Short problem
Rewrite the listing below as a numbered list with no blank lines, starting at the line that contains "117, 194, 127]" and ending after the line that contains "415, 386, 459]".
** start of Supplied information **
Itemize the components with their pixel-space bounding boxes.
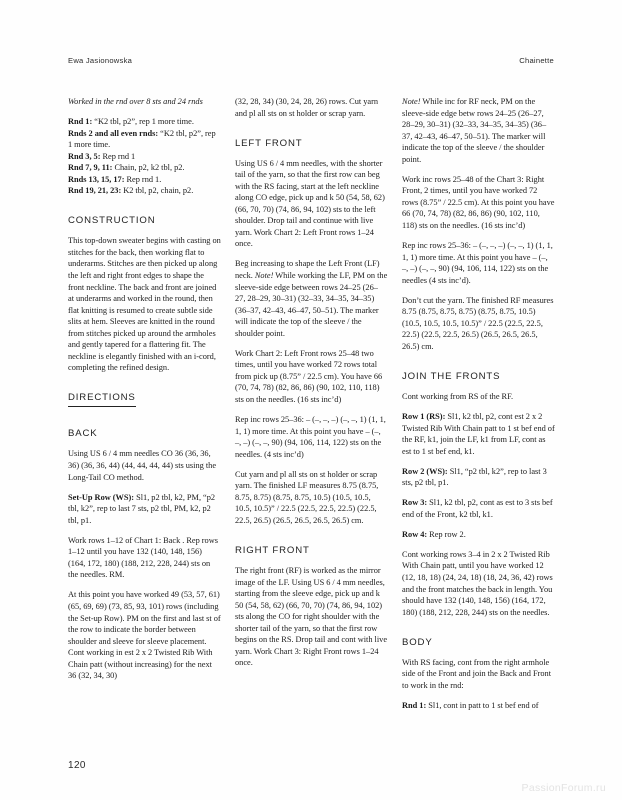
- run-text: “K2 tbl, p2”, rep 1 more time.: [94, 117, 194, 127]
- running-head: [68, 56, 554, 65]
- run-text: Beg increasing to shape the Left Front (LF) neck.: [235, 259, 380, 281]
- page-number: 120: [68, 760, 86, 771]
- watermark: PassionForum.ru: [521, 782, 606, 794]
- round-instruction: [68, 174, 221, 186]
- section-heading: LEFT FRONT: [235, 137, 303, 149]
- column-2: [235, 96, 388, 736]
- body-paragraph: Cont working from RS of the RF.: [402, 391, 514, 401]
- body-paragraph: [402, 466, 555, 489]
- run-label: Rnd 7, 9, 11:: [68, 163, 115, 173]
- body-paragraph: Rep inc rows 25–36: – (–, –, –) (–, –, 1) (1, 1, 1, 1) more time. At this point you have – (–, –, –) (–, –, 90) (94, 106, 114, 122) sts on the needles. (4 sts inc’d): [235, 415, 386, 459]
- run-text: K2 tbl, p2, chain, p2.: [123, 186, 194, 196]
- round-instruction: [68, 128, 221, 151]
- round-instruction: [68, 162, 221, 174]
- run-label: Rnd 3, 5:: [68, 151, 103, 161]
- run-label: Row 4:: [402, 529, 430, 539]
- section-heading: DIRECTIONS: [68, 382, 136, 407]
- section-heading: JOIN THE FRONTS: [402, 370, 501, 382]
- run-text: While working the LF, PM on the sleeve-side edge between rows 24–25 (26–27, 28–29, 30–31) (32–33, 34–35, 34–35) (36–37, 42–43, 46–47, 50–51). The marker will indicate the top of the sleeve / the shoulder point.: [235, 271, 388, 338]
- body-paragraph: Work Chart 2: Left Front rows 25–48 two times, until you have worked 72 rows total from pick up (8.75” / 22.5 cm). You have 66 (70, 74, 78) (82, 86, 86) (90, 102, 110, 118) sts on the needles. (16 sts inc’d): [235, 348, 383, 404]
- body-paragraph: Work rows 1–12 of Chart 1: Back . Rep rows 1–12 until you have 132 (140, 148, 156) (164, 172, 180) (188, 212, 228, 244) sts on the needles. RM.: [68, 535, 218, 580]
- body-paragraph: Worked in the rnd over 8 sts and 24 rnds: [68, 97, 203, 106]
- column-1: [68, 96, 221, 736]
- body-paragraph: Cont working rows 3–4 in 2 x 2 Twisted Rib With Chain patt, until you have worked 12 (12, 18, 18) (24, 24, 18) (18, 24, 36, 42) rows and the front matches the back in length. You should have 132 (140, 148, 156) (164, 172, 180) (188, 212, 228, 244) sts on the needles.: [402, 549, 553, 617]
- run-note: Note!: [254, 271, 274, 281]
- run-text: Rep rnd 1.: [126, 174, 162, 184]
- body-paragraph: [402, 529, 555, 541]
- run-label: Set-Up Row (WS):: [68, 492, 137, 502]
- run-text: Rep rnd 1: [102, 151, 136, 161]
- section-heading: RIGHT FRONT: [235, 544, 310, 556]
- run-label: Rnd 19, 21, 23:: [68, 186, 124, 196]
- run-text: “K2 tbl, p2”, rep 1 more time.: [68, 128, 216, 150]
- body-paragraph: Rep inc rows 25–36: – (–, –, –) (–, –, 1) (1, 1, 1, 1) more time. At this point you have – (–, –, –) (–, –, 90) (94, 106, 114, 122) sts on the needles (4 sts inc’d).: [402, 241, 553, 285]
- body-paragraph: [402, 497, 555, 520]
- section-heading: BODY: [402, 636, 433, 648]
- run-label: Rnds 13, 15, 17:: [68, 174, 127, 184]
- body-paragraph: This top-down sweater begins with casting on stitches for the back, then working flat to underarms. Stitches are then picked up along the left and right front edges to shape the front neckline. The back and front are joined at underarms and worked in the round, then flat knitting is resumed to create subtle side slits at hem. Sleeves are knitted in the round from stitches picked up around the armholes and gently tapered for a flattering fit. The neckline is elegantly finished with an i-cord, completing the refined design.: [68, 236, 221, 373]
- body-paragraph: [68, 492, 221, 527]
- run-text: Sl1, k2 tbl, p2, cont as est to 3 sts bef end of the Front, k2 tbl, k1.: [402, 498, 553, 519]
- body-paragraph: [402, 96, 555, 165]
- round-instruction: [68, 151, 221, 163]
- run-note: Note!: [402, 97, 421, 106]
- body-paragraph: With RS facing, cont from the right armhole side of the Front and join the Back and Front to work in the rnd:: [402, 657, 552, 690]
- column-3: [402, 96, 555, 736]
- section-heading: BACK: [68, 428, 98, 440]
- run-label: Row 2 (WS):: [402, 466, 450, 476]
- running-head-pattern-name: Chainette: [519, 56, 554, 65]
- body-paragraph: [235, 258, 388, 339]
- body-paragraph: Using US 6 / 4 mm needles, with the shorter tail of the yarn, so that the first row can beg with the RS facing, start at the left neckline along CO edge, pick up and k 50 (54, 58, 62) (66, 70, 70) (74, 86, 94, 102) sts to the left shoulder. Drop tail and continue with live yarn. Work Chart 2: Left Front rows 1–24 once.: [235, 158, 385, 249]
- body-paragraph: (32, 28, 34) (30, 24, 28, 26) rows. Cut yarn and pl all sts on st holder or scrap yarn.: [235, 97, 379, 118]
- running-head-author: Ewa Jasionowska: [68, 56, 133, 65]
- run-text: Chain, p2, k2 tbl, p2.: [114, 163, 185, 173]
- body-paragraph: [402, 700, 555, 712]
- round-instruction: [68, 185, 221, 197]
- run-label: Row 1 (RS):: [402, 411, 448, 421]
- body-paragraph: Work inc rows 25–48 of the Chart 3: Right Front, 2 times, until you have worked 72 rows (8.75” / 22.5 cm). At this point you have 66 (70, 74, 78) (82, 86, 86) (90, 102, 110, 118) sts on the needles. (16 sts inc’d): [402, 174, 555, 230]
- body-paragraph: At this point you have worked 49 (53, 57, 61) (65, 69, 69) (73, 85, 93, 101) rows (including the Set-up Row). PM on the first and last st of the row to indicate the border between shoulder and sleeve for sleeve placement. Cont working in est 2 x 2 Twisted Rib With Chain patt (without increasing) for the next 36 (32, 34, 30): [68, 590, 221, 681]
- body-paragraph: [402, 411, 555, 457]
- run-label: Rnds 2 and all even rnds:: [68, 128, 161, 138]
- run-text: Rep row 2.: [429, 529, 466, 539]
- body-paragraph: Using US 6 / 4 mm needles CO 36 (36, 36, 36) (36, 36, 44) (44, 44, 44, 44) sts using the Long-Tail CO method.: [68, 449, 217, 482]
- section-heading: CONSTRUCTION: [68, 215, 156, 227]
- run-text: While inc for RF neck, PM on the sleeve-side edge betw rows 24–25 (26–27, 28–29, 30–31) (32–33, 34–35, 34–35) (36–37, 42–43, 46–47, 50–51). The marker will indicate the top of the sleeve / the shoulder point.: [402, 97, 547, 164]
- run-text: Sl1, cont in patt to 1 st bef end of: [428, 700, 539, 710]
- text-columns: [68, 96, 556, 736]
- body-paragraph: The right front (RF) is worked as the mirror image of the LF. Using US 6 / 4 mm needles, starting from the sleeve edge, pick up and k 50 (54, 58, 62) (66, 70, 70) (74, 86, 94, 102) sts along the CO for right shoulder with the shorter tail of the yarn, so that the first row begins on the RS. Drop tail and cont with live yarn. Work Chart 3: Right Front rows 1–24 once.: [235, 565, 388, 668]
- body-paragraph: Cut yarn and pl all sts on st holder or scrap yarn. The finished LF measures 8.75 (8.75, 8.75, 8.75) (8.75, 8.75, 10.5) (10.5, 10.5, 10.5, 10.5)” / 22.5 (22.5, 22.5, 22.5) (22.5, 22.5, 26.5) (26.5, 26.5, 26.5, 26.5) cm.: [235, 469, 379, 525]
- run-label: Rnd 1:: [402, 700, 429, 710]
- round-instruction: [68, 116, 221, 128]
- body-paragraph: Don’t cut the yarn. The finished RF measures 8.75 (8.75, 8.75, 8.75) (8.75, 8.75, 10.5) (10.5, 10.5, 10.5, 10.5)” / 22.5 (22.5, 22.5, 22.5) (22.5, 22.5, 26.5) (26.5, 26.5, 26.5, 26.5) cm.: [402, 295, 554, 351]
- run-text: Sl1, k2 tbl, p2, cont est 2 x 2 Twisted Rib With Chain patt to 1 st bef end of the RF, k1, join the LF, k1 from LF, cont as est to 1 st bef end, k1.: [402, 411, 555, 456]
- run-label: Row 3:: [402, 498, 430, 508]
- run-label: Rnd 1:: [68, 117, 95, 127]
- run-text: Sl1, p2 tbl, k2, PM, “p2 tbl, k2”, rep to last 7 sts, p2 tbl, PM, k2, p2 tbl, p1.: [68, 492, 216, 525]
- run-text: Sl1, “p2 tbl, k2”, rep to last 3 sts, p2 tbl, p1.: [402, 466, 547, 488]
** end of Supplied information **
Response below
1. - run-text: “K2 tbl, p2”, rep 1 more time.: [94, 117, 194, 127]
2. - running-head: [68, 56, 554, 65]
3. - run-text: Beg increasing to shape the Left Front (LF) neck.: [235, 259, 380, 281]
4. - page-number: 120: [68, 760, 86, 771]
5. - watermark: PassionForum.ru: [521, 782, 606, 794]
6. - round-instruction: [68, 174, 221, 186]
7. - section-heading: LEFT FRONT: [235, 137, 303, 149]
8. - column-2: [235, 96, 388, 736]
9. - body-paragraph: Cont working from RS of the RF.: [402, 391, 514, 401]
10. - body-paragraph: [402, 466, 555, 489]
11. - run-label: Rnd 7, 9, 11:: [68, 163, 115, 173]
12. - body-paragraph: Rep inc rows 25–36: – (–, –, –) (–, –, 1) (1, 1, 1, 1) more time. At this point you have – (–, –, –) (–, –, 90) (94, 106, 114, 122) sts on the needles. (4 sts inc’d): [235, 415, 386, 459]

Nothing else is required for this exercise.